* _Set exercise 1_:
Format the entry that follows the text on crushes as a JSON list of strings, with one string per line and no strings for blank lines.

* _Source_:
Crushes & Infatuations Print E-mail
A young boy kisses a young girl As we grow into adolescence, and our ability to recognize that we have a sexual attraction or feelings toward others, we begin to find ourselves "attracted" to another person for some unknown reason. If we let this simmer for a little while, it can develop into what is called a "crush."  Some people (esp. adults) often refer to it as puppy love if it involves two younger people.  Although one normally associates crushes with young teenagers, they can occur at any age.   Even adults develop crushes on other people as they go through life (they just don't call them "crushes"). 


Is there a difference between infatuation and a crush?

Sort of.  An infatuation is a preoccupation with someone (in terms of relationships), and is generally the "pre-arrival" stage before the development of a full blown crush.  When you're infatuated with someone, you're paying more attention to what they do, but they do not necessarily occupy all of your thoughts.  A crush takes this to just such a level – all of your spare time is spent thinking about your crush and wondering what it would be like to do A, B, or C with them. 

A crush = temporary love; love = a permanent crush

How do you know if you have a crush on someone?

* _Given records_:

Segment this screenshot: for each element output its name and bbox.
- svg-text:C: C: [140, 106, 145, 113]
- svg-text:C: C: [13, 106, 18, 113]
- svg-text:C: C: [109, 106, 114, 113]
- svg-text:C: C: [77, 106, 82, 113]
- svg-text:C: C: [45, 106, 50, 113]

* _Set exercise 2_:
In the text on crushes, what does infatuation generally represent in relation to a crush?

* _Worked solution 1_:
[
  "Segment this screenshot: for each element output its name and bbox.",
  "- svg-text:C: C: [140, 106, 145, 113]",
  "- svg-text:C: C: [13, 106, 18, 113]",
  "- svg-text:C: C: [109, 106, 114, 113]",
  "- svg-text:C: C: [77, 106, 82, 113]",
  "- svg-text:C: C: [45, 106, 50, 113]"
]

* _Worked solution 2_:
Infatuation is generally the "pre-arrival" stage before a full-blown crush develops.